L’histoire, les histoires, la manière d’écrire ou de raconter une histoire (et aussi de l’oublier) est clairement l’un des sujets du livre et le commentaire du Sergent Garba sur le rapport d’enquête établi par Kayo :

« Oh, je vais souvenir, Monsieur Kayo, y a pas problème. C’est une très bonne histoire. » (287)

n’est pas sans rappeler la problématique de l’écrivain dans « Castle » : qu’est-ce qu’une bonne histoire ?

Terminant son conte, le sage Yao Poku commente :

« Hmm. Qu’est-ce que je vais vous dire encore ? C’est ça mon histoire. Et comme toutes les histoires, c’est une histoire qui parle d’oublier. Si nous cessons d’oublier, alors il n’y a plus d’erreurs, et il n’y a plus d’histoires. » (265)

Au milieu du roman, donc, le conte de Kwaku Ananse, de l’homme mauvais et de sa punition, se superpose à l’enquête de Kayo sur Kofi Atta, comme pour le mettre sur la piste de la vérité dans cette affaire. Le conte se termine en effet sur une sorte d’avertissement, en même temps que le thème se déplace de la langue et des histoires vers la question de la vérité.

Kayo : « Donc, l’histoire que vous nous avez racontée là, c’est vrai ? C’est l’histoire de Kofi Atta ? Le chasseur soupira. « Ah. Peut-être c’est ça l’histoire que tu cherches. Mais ce n’est pas moi qui peux te dire si c’est vrai. Je te raconte une histoire seulement. Sur cette terre ici, nous devons bien choisir quelle histoire nous allons raconter, parce que l’histoire là va nous changer. Ca va changer comment nous allons vivre après » (268-269)

« Toi ici là, tu expliques la mort ? »

La vérité n’est clairement pas le souci de l’inspecteur principal de police Donkor, qui l’explique d’emblée à Kayo :

« La vérité ne m’intéresse pas, jeune homme. Ce qui m’intéresse, ce sont les résultats. Vous me comprenez ? J’ai besoin que vous fassiez de cette histoire une affaire à gros titres, avec des ramifications internationales. » (156)

Lui qui exigeait un rapport dans le style des « Experts », demande maintenant avec un cynisme incroyable : « Alors dites-moi, qu’est-ce qu’il y a de vrai dans ce rapport ? » (294) et ce, quelques minutes à peine après son grand discours public :

« Sachez-le bien, tel est le nouveau visage de la police du Ghana » […] Aujourd’hui, je vous le dis, – l’ADN, ça ne ment pas ». (291-292)

Et Kayo lui répond aussitôt : « Tout est vrai, inspecteur » (294). Et il le répète une seconde fois (295).

Si le sage Yao Poku fait un parallèle entre le chasseur et le policier :

« L’autre jour, j’ai oublié de te dire, je pense que tu serais un bon chasseur. – Ah, Opanyin Poku ! dit Kayo dans un rire. […] Vous me l’avez déjà dit, et d’ailleurs vous lui avez dit exactement la même chose », ajouta-t-il en désignant Garba.
« Ah, tant mieux. Car c’est la vérité – lui et toi, vous êtes des hommes de patience. Et la patience est la clé de toute bonne chasse. »
(170)

+===+

◆ Travail demandé ◆
D'après l'extrait fourni, quelle est, selon le sage Yao Poku, la clé de toute bonne chasse ? Ces lignes forment un matériau indépendant de l'extrait.

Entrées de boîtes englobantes
+===+

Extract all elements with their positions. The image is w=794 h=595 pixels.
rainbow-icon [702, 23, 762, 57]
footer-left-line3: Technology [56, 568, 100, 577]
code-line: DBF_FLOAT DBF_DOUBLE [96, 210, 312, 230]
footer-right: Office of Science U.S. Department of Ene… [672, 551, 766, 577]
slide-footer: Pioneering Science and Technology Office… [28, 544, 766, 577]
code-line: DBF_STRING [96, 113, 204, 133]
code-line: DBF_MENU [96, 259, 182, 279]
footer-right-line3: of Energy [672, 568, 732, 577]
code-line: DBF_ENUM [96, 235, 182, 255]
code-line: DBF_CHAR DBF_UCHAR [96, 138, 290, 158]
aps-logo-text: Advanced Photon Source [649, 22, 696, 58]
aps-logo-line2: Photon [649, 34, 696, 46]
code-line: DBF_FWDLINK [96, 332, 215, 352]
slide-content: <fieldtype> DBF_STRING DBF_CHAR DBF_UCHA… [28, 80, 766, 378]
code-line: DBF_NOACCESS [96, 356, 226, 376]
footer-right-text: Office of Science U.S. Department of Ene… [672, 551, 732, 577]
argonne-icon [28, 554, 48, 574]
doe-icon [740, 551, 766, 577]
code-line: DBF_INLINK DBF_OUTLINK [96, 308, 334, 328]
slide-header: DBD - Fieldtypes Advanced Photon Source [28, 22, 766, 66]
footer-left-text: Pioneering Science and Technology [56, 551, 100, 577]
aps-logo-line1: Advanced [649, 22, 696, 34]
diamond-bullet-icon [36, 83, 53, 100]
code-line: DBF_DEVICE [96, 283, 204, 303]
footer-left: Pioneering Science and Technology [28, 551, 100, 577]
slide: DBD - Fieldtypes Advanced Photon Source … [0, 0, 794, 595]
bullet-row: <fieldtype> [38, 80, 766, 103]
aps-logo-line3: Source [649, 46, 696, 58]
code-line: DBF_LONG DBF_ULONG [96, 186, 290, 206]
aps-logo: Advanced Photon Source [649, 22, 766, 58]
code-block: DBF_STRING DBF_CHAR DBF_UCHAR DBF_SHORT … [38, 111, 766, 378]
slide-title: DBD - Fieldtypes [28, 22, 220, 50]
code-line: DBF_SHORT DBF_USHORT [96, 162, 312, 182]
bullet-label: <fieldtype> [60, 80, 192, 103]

+===+

◆ Solution proposée ◆
La patience.